DO THIS
Please print exactly the lines running from the one that contains "Decode this image" to the end of the data, with both lines included.

..........

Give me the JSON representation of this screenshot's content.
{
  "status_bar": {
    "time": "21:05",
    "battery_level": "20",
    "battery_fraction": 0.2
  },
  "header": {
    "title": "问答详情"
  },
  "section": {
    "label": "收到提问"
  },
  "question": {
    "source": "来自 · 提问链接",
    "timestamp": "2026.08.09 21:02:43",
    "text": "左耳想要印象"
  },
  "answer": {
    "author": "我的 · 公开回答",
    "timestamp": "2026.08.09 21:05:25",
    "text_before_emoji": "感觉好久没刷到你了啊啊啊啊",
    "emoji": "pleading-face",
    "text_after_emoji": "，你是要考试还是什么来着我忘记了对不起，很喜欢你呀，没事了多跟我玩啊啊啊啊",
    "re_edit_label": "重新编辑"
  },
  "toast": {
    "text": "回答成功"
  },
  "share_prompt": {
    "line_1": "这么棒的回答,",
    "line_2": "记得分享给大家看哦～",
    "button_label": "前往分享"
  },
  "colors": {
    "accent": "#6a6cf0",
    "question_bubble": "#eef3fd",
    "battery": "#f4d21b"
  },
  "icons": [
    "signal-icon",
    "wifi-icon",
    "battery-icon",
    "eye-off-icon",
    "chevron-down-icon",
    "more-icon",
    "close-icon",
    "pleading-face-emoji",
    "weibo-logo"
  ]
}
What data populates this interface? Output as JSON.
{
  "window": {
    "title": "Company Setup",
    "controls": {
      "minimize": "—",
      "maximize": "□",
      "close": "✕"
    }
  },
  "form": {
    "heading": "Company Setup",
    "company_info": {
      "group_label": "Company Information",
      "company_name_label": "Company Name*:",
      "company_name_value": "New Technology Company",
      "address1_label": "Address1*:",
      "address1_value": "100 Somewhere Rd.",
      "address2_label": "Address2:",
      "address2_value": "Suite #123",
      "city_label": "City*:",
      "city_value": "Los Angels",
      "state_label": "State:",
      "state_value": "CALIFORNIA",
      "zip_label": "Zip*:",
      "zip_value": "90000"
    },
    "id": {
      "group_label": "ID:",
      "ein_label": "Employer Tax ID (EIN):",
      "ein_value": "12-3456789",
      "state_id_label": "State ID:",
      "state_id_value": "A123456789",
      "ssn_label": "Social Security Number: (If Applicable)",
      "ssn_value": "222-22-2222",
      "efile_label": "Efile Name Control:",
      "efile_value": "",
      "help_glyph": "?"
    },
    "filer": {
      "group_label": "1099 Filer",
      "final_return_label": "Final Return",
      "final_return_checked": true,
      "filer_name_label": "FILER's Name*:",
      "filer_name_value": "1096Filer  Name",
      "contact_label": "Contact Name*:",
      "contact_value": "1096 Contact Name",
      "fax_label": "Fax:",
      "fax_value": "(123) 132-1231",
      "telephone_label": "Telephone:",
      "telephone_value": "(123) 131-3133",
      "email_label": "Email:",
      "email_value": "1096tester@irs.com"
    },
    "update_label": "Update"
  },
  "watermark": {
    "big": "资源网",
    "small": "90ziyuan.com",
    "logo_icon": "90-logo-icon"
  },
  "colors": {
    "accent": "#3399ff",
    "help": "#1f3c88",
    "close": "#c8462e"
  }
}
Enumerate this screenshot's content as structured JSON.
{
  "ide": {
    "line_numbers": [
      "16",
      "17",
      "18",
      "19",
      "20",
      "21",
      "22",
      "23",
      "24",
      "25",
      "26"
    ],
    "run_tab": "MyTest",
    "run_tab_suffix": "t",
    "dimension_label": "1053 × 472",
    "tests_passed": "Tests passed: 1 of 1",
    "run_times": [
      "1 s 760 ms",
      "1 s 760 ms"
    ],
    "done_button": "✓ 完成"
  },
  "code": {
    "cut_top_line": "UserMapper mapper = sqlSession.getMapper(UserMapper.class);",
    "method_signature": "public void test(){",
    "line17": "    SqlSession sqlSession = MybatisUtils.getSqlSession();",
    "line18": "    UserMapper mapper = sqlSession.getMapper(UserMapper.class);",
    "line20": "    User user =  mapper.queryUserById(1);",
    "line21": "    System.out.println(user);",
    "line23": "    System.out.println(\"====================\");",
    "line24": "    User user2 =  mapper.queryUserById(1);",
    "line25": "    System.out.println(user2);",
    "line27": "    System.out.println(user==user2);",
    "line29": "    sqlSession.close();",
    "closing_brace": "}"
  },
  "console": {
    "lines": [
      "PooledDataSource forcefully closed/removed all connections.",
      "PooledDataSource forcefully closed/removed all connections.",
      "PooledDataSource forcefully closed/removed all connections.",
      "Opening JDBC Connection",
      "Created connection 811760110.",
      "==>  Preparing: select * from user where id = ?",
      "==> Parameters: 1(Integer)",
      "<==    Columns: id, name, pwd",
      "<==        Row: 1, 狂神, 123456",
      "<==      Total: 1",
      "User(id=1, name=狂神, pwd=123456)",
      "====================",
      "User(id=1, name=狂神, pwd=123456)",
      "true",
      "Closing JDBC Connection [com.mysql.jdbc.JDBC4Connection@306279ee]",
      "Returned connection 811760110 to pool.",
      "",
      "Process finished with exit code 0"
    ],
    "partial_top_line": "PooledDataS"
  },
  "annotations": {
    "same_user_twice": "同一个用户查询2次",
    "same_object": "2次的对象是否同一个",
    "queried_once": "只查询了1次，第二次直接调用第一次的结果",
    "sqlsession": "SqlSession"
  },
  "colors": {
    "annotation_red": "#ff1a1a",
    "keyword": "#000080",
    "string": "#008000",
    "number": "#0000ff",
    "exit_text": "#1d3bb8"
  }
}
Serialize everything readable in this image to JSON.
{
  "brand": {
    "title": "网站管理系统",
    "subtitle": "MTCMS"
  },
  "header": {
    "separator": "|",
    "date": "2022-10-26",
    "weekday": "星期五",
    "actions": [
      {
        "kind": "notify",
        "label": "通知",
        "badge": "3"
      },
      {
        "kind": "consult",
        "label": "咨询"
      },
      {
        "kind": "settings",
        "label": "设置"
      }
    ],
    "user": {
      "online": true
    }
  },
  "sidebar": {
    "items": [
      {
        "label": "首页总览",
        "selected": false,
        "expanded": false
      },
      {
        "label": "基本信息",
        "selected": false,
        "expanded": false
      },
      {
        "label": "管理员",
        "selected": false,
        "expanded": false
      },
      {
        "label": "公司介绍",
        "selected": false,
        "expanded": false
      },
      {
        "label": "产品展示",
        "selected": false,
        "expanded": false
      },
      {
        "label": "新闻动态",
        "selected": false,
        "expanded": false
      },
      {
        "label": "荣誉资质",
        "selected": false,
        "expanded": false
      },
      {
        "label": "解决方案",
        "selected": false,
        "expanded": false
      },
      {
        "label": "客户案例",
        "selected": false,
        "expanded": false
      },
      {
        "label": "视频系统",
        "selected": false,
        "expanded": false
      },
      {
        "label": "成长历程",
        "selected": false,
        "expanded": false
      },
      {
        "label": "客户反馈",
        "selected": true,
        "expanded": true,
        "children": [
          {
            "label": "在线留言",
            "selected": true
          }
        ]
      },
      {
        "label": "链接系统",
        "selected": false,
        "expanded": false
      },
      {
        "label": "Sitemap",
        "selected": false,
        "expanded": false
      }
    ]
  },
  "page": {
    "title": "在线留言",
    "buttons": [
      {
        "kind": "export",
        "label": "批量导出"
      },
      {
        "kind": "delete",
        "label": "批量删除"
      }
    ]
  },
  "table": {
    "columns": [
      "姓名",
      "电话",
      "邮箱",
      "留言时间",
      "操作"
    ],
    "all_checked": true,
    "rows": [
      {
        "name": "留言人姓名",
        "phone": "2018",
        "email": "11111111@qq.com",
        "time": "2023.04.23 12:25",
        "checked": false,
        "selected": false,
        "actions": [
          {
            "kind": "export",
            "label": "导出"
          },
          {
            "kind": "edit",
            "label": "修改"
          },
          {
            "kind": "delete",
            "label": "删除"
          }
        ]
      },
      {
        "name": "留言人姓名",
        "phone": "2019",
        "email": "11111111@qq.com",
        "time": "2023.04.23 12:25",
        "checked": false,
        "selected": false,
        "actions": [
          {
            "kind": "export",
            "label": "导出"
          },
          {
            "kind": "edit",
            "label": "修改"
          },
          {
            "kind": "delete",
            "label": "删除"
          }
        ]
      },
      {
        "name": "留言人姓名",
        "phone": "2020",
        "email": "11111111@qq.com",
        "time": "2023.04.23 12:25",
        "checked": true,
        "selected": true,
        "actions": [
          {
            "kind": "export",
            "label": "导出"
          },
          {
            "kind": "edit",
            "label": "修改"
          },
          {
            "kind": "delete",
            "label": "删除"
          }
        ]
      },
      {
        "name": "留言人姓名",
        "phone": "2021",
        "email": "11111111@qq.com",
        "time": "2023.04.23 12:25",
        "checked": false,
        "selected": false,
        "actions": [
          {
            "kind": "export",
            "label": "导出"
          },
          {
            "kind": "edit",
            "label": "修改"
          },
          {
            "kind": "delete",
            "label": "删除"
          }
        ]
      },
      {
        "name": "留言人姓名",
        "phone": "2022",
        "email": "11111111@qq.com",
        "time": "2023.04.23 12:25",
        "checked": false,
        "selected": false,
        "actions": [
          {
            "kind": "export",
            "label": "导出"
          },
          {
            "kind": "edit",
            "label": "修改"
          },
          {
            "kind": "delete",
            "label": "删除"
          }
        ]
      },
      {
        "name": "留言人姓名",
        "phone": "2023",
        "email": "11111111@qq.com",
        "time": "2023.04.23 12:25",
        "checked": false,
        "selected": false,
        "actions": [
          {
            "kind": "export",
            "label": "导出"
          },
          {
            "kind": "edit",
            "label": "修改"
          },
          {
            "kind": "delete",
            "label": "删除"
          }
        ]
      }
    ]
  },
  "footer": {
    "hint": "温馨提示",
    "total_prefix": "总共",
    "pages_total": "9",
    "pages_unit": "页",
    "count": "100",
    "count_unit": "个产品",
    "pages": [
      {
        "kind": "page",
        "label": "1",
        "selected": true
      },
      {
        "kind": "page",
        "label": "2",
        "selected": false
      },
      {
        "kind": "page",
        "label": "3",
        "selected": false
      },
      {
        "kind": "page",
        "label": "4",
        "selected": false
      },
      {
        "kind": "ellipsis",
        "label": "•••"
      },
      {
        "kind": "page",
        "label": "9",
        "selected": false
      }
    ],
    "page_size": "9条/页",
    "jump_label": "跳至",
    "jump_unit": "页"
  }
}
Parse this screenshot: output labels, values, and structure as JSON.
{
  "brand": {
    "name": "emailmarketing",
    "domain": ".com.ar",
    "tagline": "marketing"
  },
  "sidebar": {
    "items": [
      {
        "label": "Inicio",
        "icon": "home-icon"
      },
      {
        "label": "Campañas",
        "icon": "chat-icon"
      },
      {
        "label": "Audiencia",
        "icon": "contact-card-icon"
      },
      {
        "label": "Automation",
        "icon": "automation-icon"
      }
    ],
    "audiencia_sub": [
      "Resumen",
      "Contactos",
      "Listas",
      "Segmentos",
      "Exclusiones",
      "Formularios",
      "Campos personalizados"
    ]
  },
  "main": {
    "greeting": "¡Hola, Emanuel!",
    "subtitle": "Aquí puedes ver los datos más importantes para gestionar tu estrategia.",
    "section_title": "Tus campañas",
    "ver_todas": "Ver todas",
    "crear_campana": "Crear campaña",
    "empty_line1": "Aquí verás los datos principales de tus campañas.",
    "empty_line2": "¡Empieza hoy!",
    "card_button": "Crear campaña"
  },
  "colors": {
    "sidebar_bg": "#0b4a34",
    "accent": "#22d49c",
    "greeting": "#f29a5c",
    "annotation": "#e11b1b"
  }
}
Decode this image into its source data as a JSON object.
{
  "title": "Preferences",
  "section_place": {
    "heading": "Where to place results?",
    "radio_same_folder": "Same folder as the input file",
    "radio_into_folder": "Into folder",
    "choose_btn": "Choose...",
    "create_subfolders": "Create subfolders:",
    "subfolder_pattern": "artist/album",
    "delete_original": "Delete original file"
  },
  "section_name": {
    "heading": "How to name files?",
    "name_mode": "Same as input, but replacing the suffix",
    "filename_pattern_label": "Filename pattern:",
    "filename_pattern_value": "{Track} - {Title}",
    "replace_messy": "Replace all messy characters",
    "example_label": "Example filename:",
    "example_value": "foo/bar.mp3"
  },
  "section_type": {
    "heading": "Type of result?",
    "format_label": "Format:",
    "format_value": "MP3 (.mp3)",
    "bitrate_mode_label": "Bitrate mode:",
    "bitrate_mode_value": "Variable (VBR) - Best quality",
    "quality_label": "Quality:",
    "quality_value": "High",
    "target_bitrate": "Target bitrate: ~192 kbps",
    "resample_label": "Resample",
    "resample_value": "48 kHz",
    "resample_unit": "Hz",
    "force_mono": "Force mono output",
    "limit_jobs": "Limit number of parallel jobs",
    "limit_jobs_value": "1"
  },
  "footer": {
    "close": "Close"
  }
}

..........

WORKED ANSWER
Decode this image into its source data as a JSON object.
{
  "title": "Preferences",
  "section_place": {
    "heading": "Where to place results?",
    "radio_same_folder": "Same folder as the input file",
    "radio_into_folder": "Into folder",
    "choose_btn": "Choose...",
    "create_subfolders": "Create subfolders:",
    "subfolder_pattern": "artist/album",
    "delete_original": "Delete original file"
  },
  "section_name": {
    "heading": "How to name files?",
    "name_mode": "Same as input, but replacing the suffix",
    "filename_pattern_label": "Filename pattern:",
    "filename_pattern_value": "{Track} - {Title}",
    "replace_messy": "Replace all messy characters",
    "example_label": "Example filename:",
    "example_value": "foo/bar.mp3"
  },
  "section_type": {
    "heading": "Type of result?",
    "format_label": "Format:",
    "format_value": "MP3 (.mp3)",
    "bitrate_mode_label": "Bitrate mode:",
    "bitrate_mode_value": "Variable (VBR) - Best quality",
    "quality_label": "Quality:",
    "quality_value": "High",
    "target_bitrate": "Target bitrate: ~192 kbps",
    "resample_label": "Resample",
    "resample_value": "48 kHz",
    "resample_unit": "Hz",
    "force_mono": "Force mono output",
    "limit_jobs": "Limit number of parallel jobs",
    "limit_jobs_value": "1"
  },
  "footer": {
    "close": "Close"
  }
}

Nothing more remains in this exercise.